• [MATERIAL TO PROCESS]
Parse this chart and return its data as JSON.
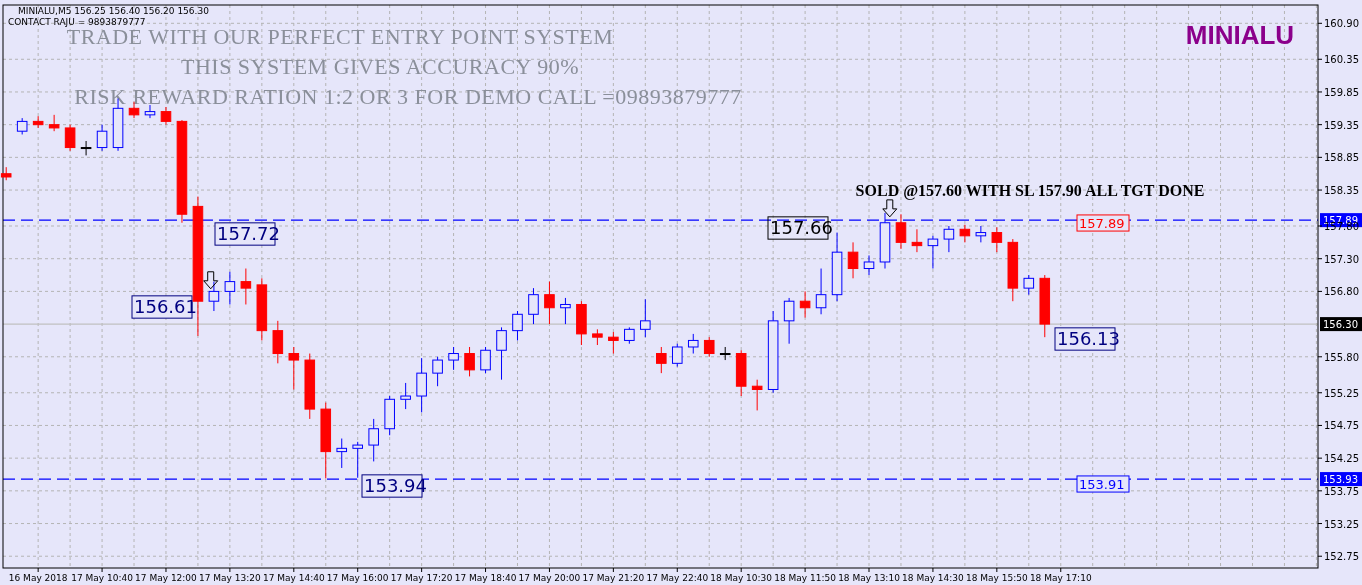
{
  "chart_data": {
    "type": "candlestick",
    "title": "MINIALU",
    "categories": [
      null,
      null,
      "16 May 2018",
      null,
      null,
      null,
      "17 May 10:40",
      null,
      null,
      null,
      "17 May 12:00",
      null,
      null,
      null,
      "17 May 13:20",
      null,
      null,
      null,
      "17 May 14:40",
      null,
      null,
      null,
      "17 May 16:00",
      null,
      null,
      null,
      "17 May 17:20",
      null,
      null,
      null,
      "17 May 18:40",
      null,
      null,
      null,
      "17 May 20:00",
      null,
      null,
      null,
      "17 May 21:20",
      null,
      null,
      null,
      "17 May 22:40",
      null,
      null,
      null,
      "18 May 10:30",
      null,
      null,
      null,
      "18 May 11:50",
      null,
      null,
      null,
      "18 May 13:10",
      null,
      null,
      null,
      "18 May 14:30",
      null,
      null,
      null,
      "18 May 15:50",
      null,
      null,
      null,
      "18 May 17:10",
      null,
      null,
      null,
      null,
      null,
      null,
      null,
      null,
      null,
      null,
      null,
      null,
      null,
      null,
      null,
      null
    ],
    "ohlc": [
      [
        158.6,
        158.7,
        158.5,
        158.55
      ],
      [
        159.25,
        159.45,
        159.2,
        159.4
      ],
      [
        159.4,
        159.48,
        159.3,
        159.35
      ],
      [
        159.35,
        159.5,
        159.25,
        159.3
      ],
      [
        159.3,
        159.35,
        158.95,
        159.0
      ],
      [
        159.0,
        159.1,
        158.88,
        159.0
      ],
      [
        159.0,
        159.35,
        158.95,
        159.25
      ],
      [
        159.0,
        159.75,
        158.95,
        159.6
      ],
      [
        159.6,
        159.7,
        159.45,
        159.5
      ],
      [
        159.5,
        159.65,
        159.45,
        159.55
      ],
      [
        159.55,
        159.62,
        159.35,
        159.4
      ],
      [
        159.4,
        159.42,
        157.85,
        157.98
      ],
      [
        158.1,
        158.25,
        156.12,
        156.65
      ],
      [
        156.65,
        156.95,
        156.5,
        156.8
      ],
      [
        156.8,
        157.1,
        156.6,
        156.95
      ],
      [
        156.95,
        157.15,
        156.6,
        156.85
      ],
      [
        156.9,
        157.0,
        156.05,
        156.2
      ],
      [
        156.2,
        156.35,
        155.7,
        155.85
      ],
      [
        155.85,
        155.95,
        155.3,
        155.75
      ],
      [
        155.75,
        155.85,
        154.85,
        155.0
      ],
      [
        155.0,
        155.1,
        153.94,
        154.35
      ],
      [
        154.35,
        154.55,
        154.1,
        154.4
      ],
      [
        154.4,
        154.5,
        153.95,
        154.45
      ],
      [
        154.45,
        154.85,
        154.2,
        154.7
      ],
      [
        154.7,
        155.2,
        154.6,
        155.15
      ],
      [
        155.15,
        155.4,
        155.0,
        155.2
      ],
      [
        155.2,
        155.78,
        154.95,
        155.55
      ],
      [
        155.55,
        155.8,
        155.35,
        155.75
      ],
      [
        155.75,
        155.95,
        155.6,
        155.85
      ],
      [
        155.85,
        155.95,
        155.5,
        155.6
      ],
      [
        155.6,
        155.95,
        155.55,
        155.9
      ],
      [
        155.9,
        156.25,
        155.45,
        156.2
      ],
      [
        156.2,
        156.5,
        156.05,
        156.45
      ],
      [
        156.45,
        156.85,
        156.3,
        156.75
      ],
      [
        156.75,
        156.95,
        156.3,
        156.55
      ],
      [
        156.55,
        156.7,
        156.3,
        156.6
      ],
      [
        156.6,
        156.65,
        155.98,
        156.15
      ],
      [
        156.15,
        156.22,
        155.98,
        156.1
      ],
      [
        156.1,
        156.18,
        155.85,
        156.05
      ],
      [
        156.05,
        156.25,
        156.0,
        156.22
      ],
      [
        156.22,
        156.68,
        156.1,
        156.35
      ],
      [
        155.85,
        155.95,
        155.55,
        155.7
      ],
      [
        155.7,
        156.0,
        155.65,
        155.95
      ],
      [
        155.95,
        156.15,
        155.85,
        156.05
      ],
      [
        156.05,
        156.1,
        155.8,
        155.85
      ],
      [
        155.85,
        155.95,
        155.75,
        155.85
      ],
      [
        155.85,
        155.9,
        155.2,
        155.35
      ],
      [
        155.35,
        155.45,
        154.98,
        155.3
      ],
      [
        155.3,
        156.5,
        155.25,
        156.35
      ],
      [
        156.35,
        156.7,
        156.0,
        156.65
      ],
      [
        156.65,
        156.8,
        156.4,
        156.55
      ],
      [
        156.55,
        157.15,
        156.45,
        156.75
      ],
      [
        156.75,
        157.7,
        156.65,
        157.4
      ],
      [
        157.4,
        157.55,
        157.0,
        157.15
      ],
      [
        157.15,
        157.35,
        157.05,
        157.25
      ],
      [
        157.25,
        158.0,
        157.15,
        157.85
      ],
      [
        157.85,
        157.98,
        157.45,
        157.55
      ],
      [
        157.55,
        157.75,
        157.4,
        157.5
      ],
      [
        157.5,
        157.65,
        157.15,
        157.6
      ],
      [
        157.6,
        157.8,
        157.4,
        157.75
      ],
      [
        157.75,
        157.82,
        157.55,
        157.65
      ],
      [
        157.65,
        157.8,
        157.55,
        157.7
      ],
      [
        157.7,
        157.78,
        157.4,
        157.55
      ],
      [
        157.55,
        157.6,
        156.65,
        156.85
      ],
      [
        156.85,
        157.05,
        156.75,
        157.0
      ],
      [
        157.0,
        157.05,
        156.1,
        156.3
      ],
      null,
      null,
      null,
      null,
      null,
      null,
      null,
      null,
      null,
      null,
      null,
      null,
      null,
      null,
      null,
      null,
      null
    ],
    "ylim": [
      152.57,
      161.18
    ],
    "yticks": [
      152.75,
      153.25,
      153.75,
      154.25,
      154.75,
      155.25,
      {
        "value": 155.8,
        "label": "155.80"
      },
      {
        "value": 156.8,
        "label": "156.80"
      },
      {
        "value": 157.3,
        "label": "157.30"
      },
      {
        "value": 157.8,
        "label": "157.80"
      },
      158.35,
      158.85,
      159.35,
      159.85,
      160.35,
      {
        "value": 160.9,
        "label": "160.90"
      }
    ],
    "grid": true,
    "ref_lines": [
      {
        "axis": "y",
        "value": 157.89,
        "label": "157.89",
        "color": "#0000ff",
        "line_style": "dashed"
      },
      {
        "axis": "y",
        "value": 153.93,
        "label": "153.93",
        "color": "#0000ff",
        "line_style": "dashed"
      },
      {
        "axis": "y",
        "value": 156.3,
        "label": "156.30",
        "color": "#c0c0c0",
        "line_style": "solid"
      }
    ],
    "annotations": [
      "MINIALU,M5  156.25 156.40 156.20 156.30",
      "CONTACT RAJU = 9893879777",
      "TRADE WITH OUR PERFECT ENTRY POINT SYSTEM",
      "THIS SYSTEM GIVES ACCURACY 90%",
      "RISK REWARD RATION 1:2 OR 3 FOR DEMO CALL =09893879777",
      "SOLD  @157.60  WITH SL 157.90 ALL TGT DONE",
      "157.72",
      "156.61",
      "153.94",
      "157.66",
      "156.13",
      "157.89",
      "153.91"
    ]
  }
}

• [STATED TASK] Copy the material shown above in full and exactly. Skip the pictures.

• [RESPONSE]
Parse this chart and return its data as JSON.
{
  "chart_data": {
    "type": "candlestick",
    "title": "MINIALU",
    "categories": [
      null,
      null,
      "16 May 2018",
      null,
      null,
      null,
      "17 May 10:40",
      null,
      null,
      null,
      "17 May 12:00",
      null,
      null,
      null,
      "17 May 13:20",
      null,
      null,
      null,
      "17 May 14:40",
      null,
      null,
      null,
      "17 May 16:00",
      null,
      null,
      null,
      "17 May 17:20",
      null,
      null,
      null,
      "17 May 18:40",
      null,
      null,
      null,
      "17 May 20:00",
      null,
      null,
      null,
      "17 May 21:20",
      null,
      null,
      null,
      "17 May 22:40",
      null,
      null,
      null,
      "18 May 10:30",
      null,
      null,
      null,
      "18 May 11:50",
      null,
      null,
      null,
      "18 May 13:10",
      null,
      null,
      null,
      "18 May 14:30",
      null,
      null,
      null,
      "18 May 15:50",
      null,
      null,
      null,
      "18 May 17:10",
      null,
      null,
      null,
      null,
      null,
      null,
      null,
      null,
      null,
      null,
      null,
      null,
      null,
      null,
      null,
      null
    ],
    "ohlc": [
      [
        158.6,
        158.7,
        158.5,
        158.55
      ],
      [
        159.25,
        159.45,
        159.2,
        159.4
      ],
      [
        159.4,
        159.48,
        159.3,
        159.35
      ],
      [
        159.35,
        159.5,
        159.25,
        159.3
      ],
      [
        159.3,
        159.35,
        158.95,
        159.0
      ],
      [
        159.0,
        159.1,
        158.88,
        159.0
      ],
      [
        159.0,
        159.35,
        158.95,
        159.25
      ],
      [
        159.0,
        159.75,
        158.95,
        159.6
      ],
      [
        159.6,
        159.7,
        159.45,
        159.5
      ],
      [
        159.5,
        159.65,
        159.45,
        159.55
      ],
      [
        159.55,
        159.62,
        159.35,
        159.4
      ],
      [
        159.4,
        159.42,
        157.85,
        157.98
      ],
      [
        158.1,
        158.25,
        156.12,
        156.65
      ],
      [
        156.65,
        156.95,
        156.5,
        156.8
      ],
      [
        156.8,
        157.1,
        156.6,
        156.95
      ],
      [
        156.95,
        157.15,
        156.6,
        156.85
      ],
      [
        156.9,
        157.0,
        156.05,
        156.2
      ],
      [
        156.2,
        156.35,
        155.7,
        155.85
      ],
      [
        155.85,
        155.95,
        155.3,
        155.75
      ],
      [
        155.75,
        155.85,
        154.85,
        155.0
      ],
      [
        155.0,
        155.1,
        153.94,
        154.35
      ],
      [
        154.35,
        154.55,
        154.1,
        154.4
      ],
      [
        154.4,
        154.5,
        153.95,
        154.45
      ],
      [
        154.45,
        154.85,
        154.2,
        154.7
      ],
      [
        154.7,
        155.2,
        154.6,
        155.15
      ],
      [
        155.15,
        155.4,
        155.0,
        155.2
      ],
      [
        155.2,
        155.78,
        154.95,
        155.55
      ],
      [
        155.55,
        155.8,
        155.35,
        155.75
      ],
      [
        155.75,
        155.95,
        155.6,
        155.85
      ],
      [
        155.85,
        155.95,
        155.5,
        155.6
      ],
      [
        155.6,
        155.95,
        155.55,
        155.9
      ],
      [
        155.9,
        156.25,
        155.45,
        156.2
      ],
      [
        156.2,
        156.5,
        156.05,
        156.45
      ],
      [
        156.45,
        156.85,
        156.3,
        156.75
      ],
      [
        156.75,
        156.95,
        156.3,
        156.55
      ],
      [
        156.55,
        156.7,
        156.3,
        156.6
      ],
      [
        156.6,
        156.65,
        155.98,
        156.15
      ],
      [
        156.15,
        156.22,
        155.98,
        156.1
      ],
      [
        156.1,
        156.18,
        155.85,
        156.05
      ],
      [
        156.05,
        156.25,
        156.0,
        156.22
      ],
      [
        156.22,
        156.68,
        156.1,
        156.35
      ],
      [
        155.85,
        155.95,
        155.55,
        155.7
      ],
      [
        155.7,
        156.0,
        155.65,
        155.95
      ],
      [
        155.95,
        156.15,
        155.85,
        156.05
      ],
      [
        156.05,
        156.1,
        155.8,
        155.85
      ],
      [
        155.85,
        155.95,
        155.75,
        155.85
      ],
      [
        155.85,
        155.9,
        155.2,
        155.35
      ],
      [
        155.35,
        155.45,
        154.98,
        155.3
      ],
      [
        155.3,
        156.5,
        155.25,
        156.35
      ],
      [
        156.35,
        156.7,
        156.0,
        156.65
      ],
      [
        156.65,
        156.8,
        156.4,
        156.55
      ],
      [
        156.55,
        157.15,
        156.45,
        156.75
      ],
      [
        156.75,
        157.7,
        156.65,
        157.4
      ],
      [
        157.4,
        157.55,
        157.0,
        157.15
      ],
      [
        157.15,
        157.35,
        157.05,
        157.25
      ],
      [
        157.25,
        158.0,
        157.15,
        157.85
      ],
      [
        157.85,
        157.98,
        157.45,
        157.55
      ],
      [
        157.55,
        157.75,
        157.4,
        157.5
      ],
      [
        157.5,
        157.65,
        157.15,
        157.6
      ],
      [
        157.6,
        157.8,
        157.4,
        157.75
      ],
      [
        157.75,
        157.82,
        157.55,
        157.65
      ],
      [
        157.65,
        157.8,
        157.55,
        157.7
      ],
      [
        157.7,
        157.78,
        157.4,
        157.55
      ],
      [
        157.55,
        157.6,
        156.65,
        156.85
      ],
      [
        156.85,
        157.05,
        156.75,
        157.0
      ],
      [
        157.0,
        157.05,
        156.1,
        156.3
      ],
      null,
      null,
      null,
      null,
      null,
      null,
      null,
      null,
      null,
      null,
      null,
      null,
      null,
      null,
      null,
      null,
      null
    ],
    "ylim": [
      152.57,
      161.18
    ],
    "yticks": [
      152.75,
      153.25,
      153.75,
      154.25,
      154.75,
      155.25,
      {
        "value": 155.8,
        "label": "155.80"
      },
      {
        "value": 156.8,
        "label": "156.80"
      },
      {
        "value": 157.3,
        "label": "157.30"
      },
      {
        "value": 157.8,
        "label": "157.80"
      },
      158.35,
      158.85,
      159.35,
      159.85,
      160.35,
      {
        "value": 160.9,
        "label": "160.90"
      }
    ],
    "grid": true,
    "ref_lines": [
      {
        "axis": "y",
        "value": 157.89,
        "label": "157.89",
        "color": "#0000ff",
        "line_style": "dashed"
      },
      {
        "axis": "y",
        "value": 153.93,
        "label": "153.93",
        "color": "#0000ff",
        "line_style": "dashed"
      },
      {
        "axis": "y",
        "value": 156.3,
        "label": "156.30",
        "color": "#c0c0c0",
        "line_style": "solid"
      }
    ],
    "annotations": [
      "MINIALU,M5  156.25 156.40 156.20 156.30",
      "CONTACT RAJU = 9893879777",
      "TRADE WITH OUR PERFECT ENTRY POINT SYSTEM",
      "THIS SYSTEM GIVES ACCURACY 90%",
      "RISK REWARD RATION 1:2 OR 3 FOR DEMO CALL =09893879777",
      "SOLD  @157.60  WITH SL 157.90 ALL TGT DONE",
      "157.72",
      "156.61",
      "153.94",
      "157.66",
      "156.13",
      "157.89",
      "153.91"
    ]
  }
}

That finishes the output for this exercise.